• _Directions for this task_
Look for the word "OPUS" in each line and report the count of matching lines, with nothing added.

• _Given information_
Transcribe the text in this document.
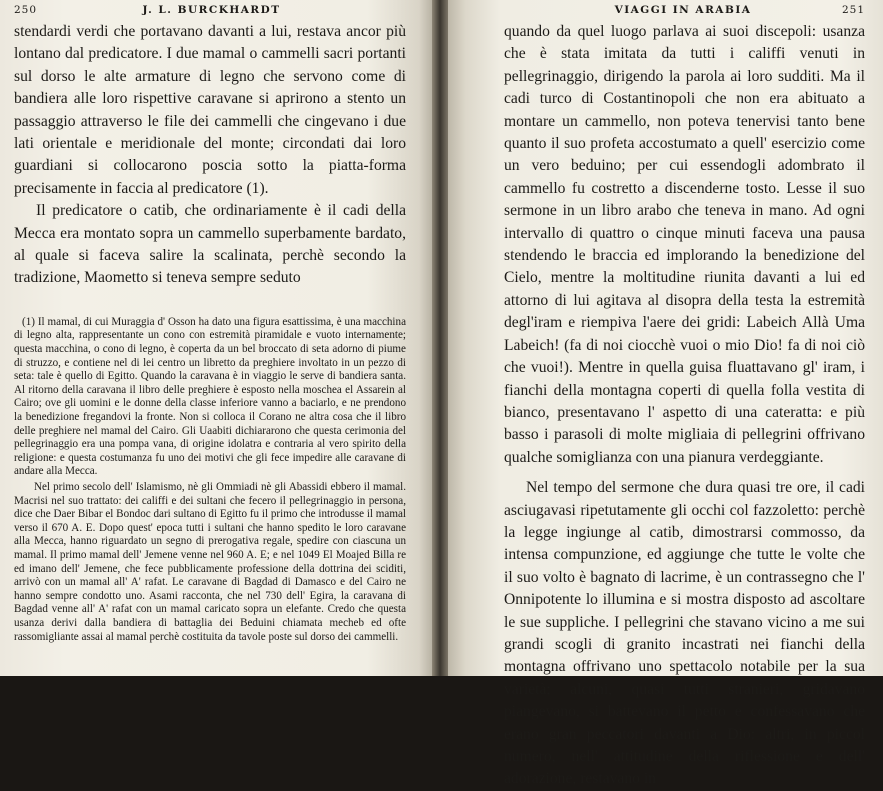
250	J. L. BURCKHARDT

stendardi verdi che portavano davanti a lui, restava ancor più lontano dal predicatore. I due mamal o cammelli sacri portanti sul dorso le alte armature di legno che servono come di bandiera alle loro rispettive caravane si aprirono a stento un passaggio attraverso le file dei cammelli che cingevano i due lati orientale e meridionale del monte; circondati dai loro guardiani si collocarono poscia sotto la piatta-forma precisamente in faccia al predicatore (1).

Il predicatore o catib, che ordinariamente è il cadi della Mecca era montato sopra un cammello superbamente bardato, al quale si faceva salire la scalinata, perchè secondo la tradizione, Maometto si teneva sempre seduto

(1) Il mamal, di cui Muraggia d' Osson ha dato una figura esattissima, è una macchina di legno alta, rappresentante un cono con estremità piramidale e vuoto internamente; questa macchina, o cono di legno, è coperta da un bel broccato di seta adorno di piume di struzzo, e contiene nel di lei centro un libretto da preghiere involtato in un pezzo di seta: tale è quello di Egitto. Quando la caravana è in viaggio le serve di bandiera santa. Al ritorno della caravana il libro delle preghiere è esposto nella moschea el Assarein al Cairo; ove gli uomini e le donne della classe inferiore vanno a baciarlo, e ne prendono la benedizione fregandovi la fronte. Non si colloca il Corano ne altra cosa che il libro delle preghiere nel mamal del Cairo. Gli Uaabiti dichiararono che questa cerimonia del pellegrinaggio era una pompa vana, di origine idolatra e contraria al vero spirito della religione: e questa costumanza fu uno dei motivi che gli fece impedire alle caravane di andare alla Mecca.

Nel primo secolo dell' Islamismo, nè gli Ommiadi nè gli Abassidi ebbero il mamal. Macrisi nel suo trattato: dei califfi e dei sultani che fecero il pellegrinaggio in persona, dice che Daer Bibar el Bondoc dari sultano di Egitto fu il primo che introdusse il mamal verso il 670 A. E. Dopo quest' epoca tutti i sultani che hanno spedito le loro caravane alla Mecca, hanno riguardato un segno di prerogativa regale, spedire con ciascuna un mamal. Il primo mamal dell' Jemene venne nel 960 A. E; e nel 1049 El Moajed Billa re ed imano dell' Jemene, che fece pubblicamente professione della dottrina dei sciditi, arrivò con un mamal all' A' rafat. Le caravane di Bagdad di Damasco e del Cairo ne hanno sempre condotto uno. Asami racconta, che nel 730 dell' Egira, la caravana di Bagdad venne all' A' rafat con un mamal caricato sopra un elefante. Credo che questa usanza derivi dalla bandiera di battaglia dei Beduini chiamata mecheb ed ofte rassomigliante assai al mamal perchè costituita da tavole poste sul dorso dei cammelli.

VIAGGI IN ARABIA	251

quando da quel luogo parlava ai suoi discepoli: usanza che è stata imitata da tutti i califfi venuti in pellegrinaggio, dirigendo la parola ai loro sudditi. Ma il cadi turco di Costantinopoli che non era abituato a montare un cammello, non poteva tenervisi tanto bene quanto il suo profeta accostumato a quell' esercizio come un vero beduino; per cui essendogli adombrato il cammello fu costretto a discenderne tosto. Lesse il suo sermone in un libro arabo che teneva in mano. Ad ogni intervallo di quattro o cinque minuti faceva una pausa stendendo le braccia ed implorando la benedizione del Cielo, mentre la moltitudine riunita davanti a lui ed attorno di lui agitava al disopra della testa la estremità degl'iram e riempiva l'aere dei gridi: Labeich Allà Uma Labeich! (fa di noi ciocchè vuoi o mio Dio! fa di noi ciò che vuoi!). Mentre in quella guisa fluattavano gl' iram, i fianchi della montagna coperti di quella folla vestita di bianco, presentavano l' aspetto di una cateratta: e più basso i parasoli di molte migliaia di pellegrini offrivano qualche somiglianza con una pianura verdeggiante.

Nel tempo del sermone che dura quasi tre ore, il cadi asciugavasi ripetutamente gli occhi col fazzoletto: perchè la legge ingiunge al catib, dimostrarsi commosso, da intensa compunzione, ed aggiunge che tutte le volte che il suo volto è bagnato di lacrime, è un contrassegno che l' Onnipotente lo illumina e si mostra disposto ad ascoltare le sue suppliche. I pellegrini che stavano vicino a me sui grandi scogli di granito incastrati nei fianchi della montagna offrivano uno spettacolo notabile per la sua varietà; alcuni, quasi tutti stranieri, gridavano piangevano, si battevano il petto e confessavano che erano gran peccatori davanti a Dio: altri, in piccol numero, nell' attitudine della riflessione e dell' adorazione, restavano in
* * *
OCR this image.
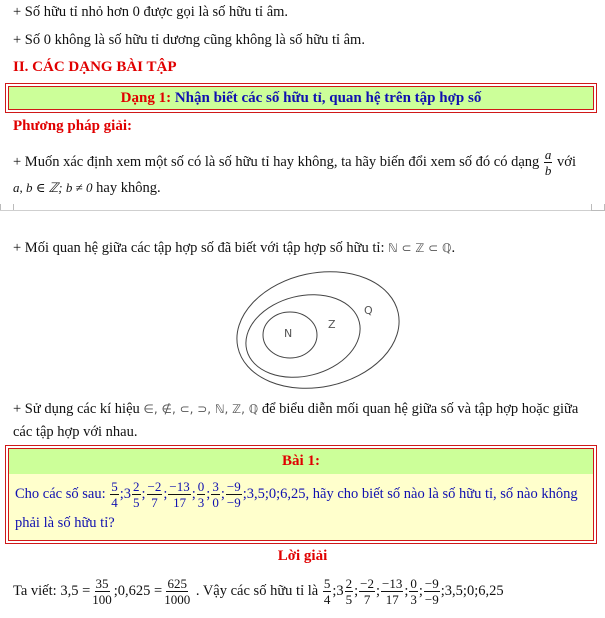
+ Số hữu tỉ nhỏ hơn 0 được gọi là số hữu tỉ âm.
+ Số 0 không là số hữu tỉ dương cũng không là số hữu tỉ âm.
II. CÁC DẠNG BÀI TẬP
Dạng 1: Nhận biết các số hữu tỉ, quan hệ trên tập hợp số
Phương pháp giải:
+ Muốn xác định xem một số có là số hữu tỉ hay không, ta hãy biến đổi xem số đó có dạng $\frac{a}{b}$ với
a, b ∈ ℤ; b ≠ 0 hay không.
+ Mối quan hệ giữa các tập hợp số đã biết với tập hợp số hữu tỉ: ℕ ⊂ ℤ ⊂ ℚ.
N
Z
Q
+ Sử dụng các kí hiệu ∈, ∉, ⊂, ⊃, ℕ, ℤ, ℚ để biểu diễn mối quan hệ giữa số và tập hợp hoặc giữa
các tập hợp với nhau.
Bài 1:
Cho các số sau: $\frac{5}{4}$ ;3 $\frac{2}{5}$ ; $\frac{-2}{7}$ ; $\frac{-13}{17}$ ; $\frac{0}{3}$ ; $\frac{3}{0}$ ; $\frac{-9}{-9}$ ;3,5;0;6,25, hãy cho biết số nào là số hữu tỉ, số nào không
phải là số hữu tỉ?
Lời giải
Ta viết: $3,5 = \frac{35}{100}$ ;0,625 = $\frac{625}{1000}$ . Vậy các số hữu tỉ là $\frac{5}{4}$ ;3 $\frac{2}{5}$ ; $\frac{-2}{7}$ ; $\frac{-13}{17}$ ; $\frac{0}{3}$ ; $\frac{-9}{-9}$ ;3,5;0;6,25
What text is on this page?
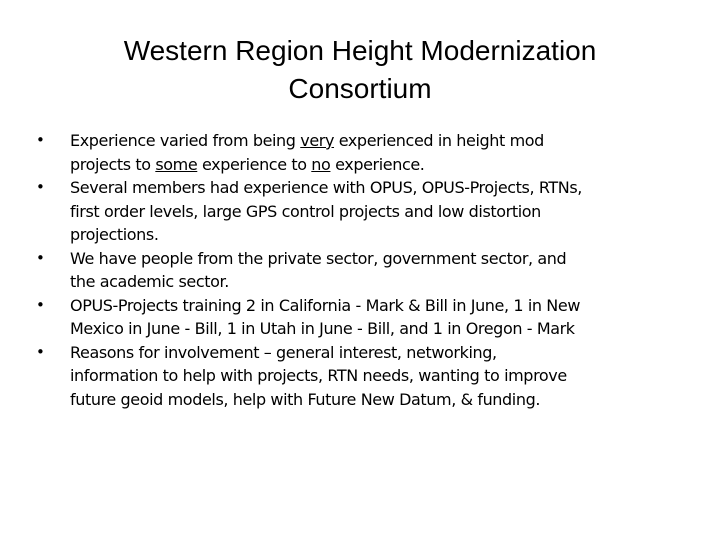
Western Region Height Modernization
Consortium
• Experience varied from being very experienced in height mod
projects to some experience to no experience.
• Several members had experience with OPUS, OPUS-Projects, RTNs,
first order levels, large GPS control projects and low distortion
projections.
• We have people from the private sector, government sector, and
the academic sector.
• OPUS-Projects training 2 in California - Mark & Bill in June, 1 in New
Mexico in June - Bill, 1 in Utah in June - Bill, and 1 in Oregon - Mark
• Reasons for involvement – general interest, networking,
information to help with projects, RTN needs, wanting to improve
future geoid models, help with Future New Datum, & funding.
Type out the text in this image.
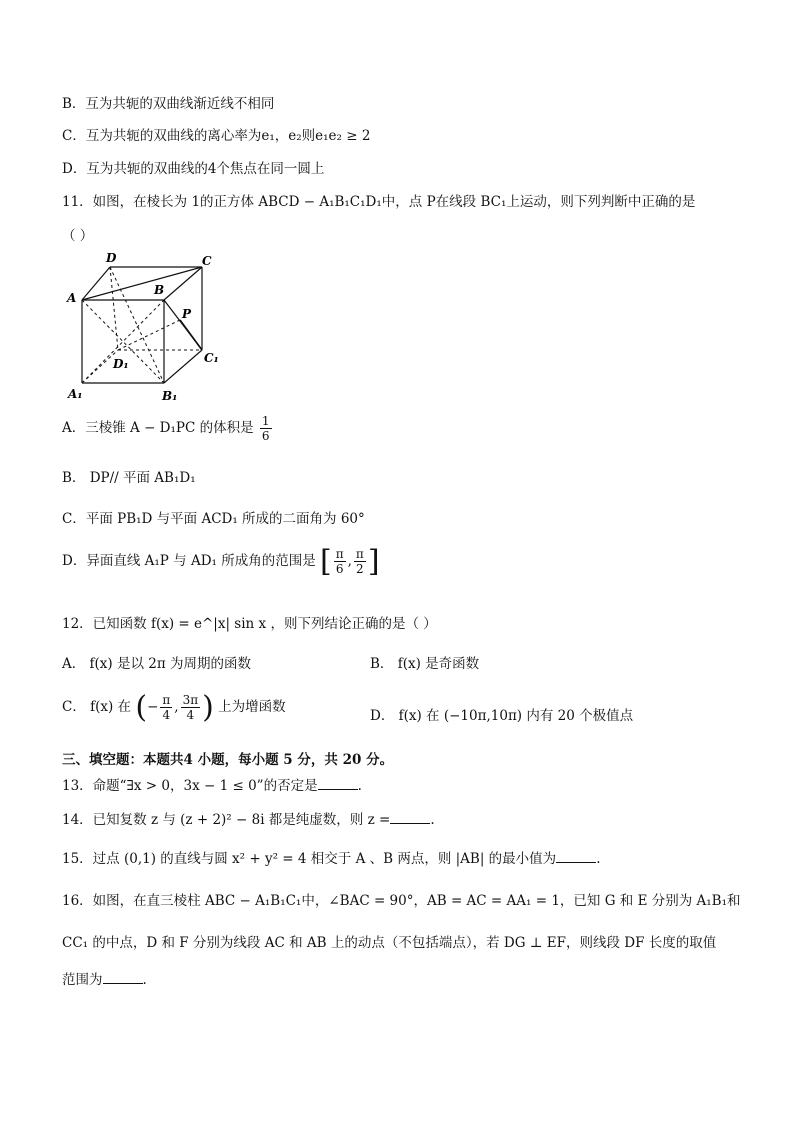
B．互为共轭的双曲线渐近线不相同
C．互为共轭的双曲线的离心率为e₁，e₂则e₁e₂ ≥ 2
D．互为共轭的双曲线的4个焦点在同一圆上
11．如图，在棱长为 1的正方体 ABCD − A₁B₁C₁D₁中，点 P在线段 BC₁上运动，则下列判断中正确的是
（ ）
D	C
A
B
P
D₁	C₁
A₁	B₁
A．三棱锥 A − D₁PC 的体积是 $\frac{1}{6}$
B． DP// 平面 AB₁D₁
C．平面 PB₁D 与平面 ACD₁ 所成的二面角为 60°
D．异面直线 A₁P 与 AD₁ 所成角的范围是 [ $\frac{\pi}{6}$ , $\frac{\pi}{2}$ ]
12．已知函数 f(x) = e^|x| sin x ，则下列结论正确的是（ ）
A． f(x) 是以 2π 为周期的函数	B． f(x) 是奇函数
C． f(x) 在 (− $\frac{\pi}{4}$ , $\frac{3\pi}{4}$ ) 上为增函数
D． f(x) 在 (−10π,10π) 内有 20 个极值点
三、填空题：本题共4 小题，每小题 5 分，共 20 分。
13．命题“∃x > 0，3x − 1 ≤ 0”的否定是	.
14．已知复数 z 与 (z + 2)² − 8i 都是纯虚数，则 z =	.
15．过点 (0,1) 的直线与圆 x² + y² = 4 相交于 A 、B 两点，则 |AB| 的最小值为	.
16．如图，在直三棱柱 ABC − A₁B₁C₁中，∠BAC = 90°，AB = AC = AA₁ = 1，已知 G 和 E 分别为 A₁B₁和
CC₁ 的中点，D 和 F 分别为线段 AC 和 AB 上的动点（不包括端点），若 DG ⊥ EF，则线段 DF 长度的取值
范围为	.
--
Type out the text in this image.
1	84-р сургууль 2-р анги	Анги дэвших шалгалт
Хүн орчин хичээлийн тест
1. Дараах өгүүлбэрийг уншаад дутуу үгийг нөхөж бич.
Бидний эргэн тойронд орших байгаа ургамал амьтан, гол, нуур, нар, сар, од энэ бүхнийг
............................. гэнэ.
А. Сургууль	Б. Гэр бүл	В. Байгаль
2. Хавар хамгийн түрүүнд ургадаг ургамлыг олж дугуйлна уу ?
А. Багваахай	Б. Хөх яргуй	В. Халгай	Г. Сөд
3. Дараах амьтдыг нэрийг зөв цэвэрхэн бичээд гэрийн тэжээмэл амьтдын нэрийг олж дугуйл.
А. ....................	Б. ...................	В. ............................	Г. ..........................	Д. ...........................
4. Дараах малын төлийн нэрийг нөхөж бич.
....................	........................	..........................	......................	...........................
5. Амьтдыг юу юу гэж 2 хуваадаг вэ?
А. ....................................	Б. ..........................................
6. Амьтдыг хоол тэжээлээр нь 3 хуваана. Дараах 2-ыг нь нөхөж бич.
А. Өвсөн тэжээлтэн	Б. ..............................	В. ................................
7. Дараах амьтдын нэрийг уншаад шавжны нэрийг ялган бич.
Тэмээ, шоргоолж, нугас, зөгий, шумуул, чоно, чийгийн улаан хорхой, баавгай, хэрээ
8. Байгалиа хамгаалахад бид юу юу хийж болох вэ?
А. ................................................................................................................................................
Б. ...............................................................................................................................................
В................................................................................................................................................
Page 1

• _Task answer_
2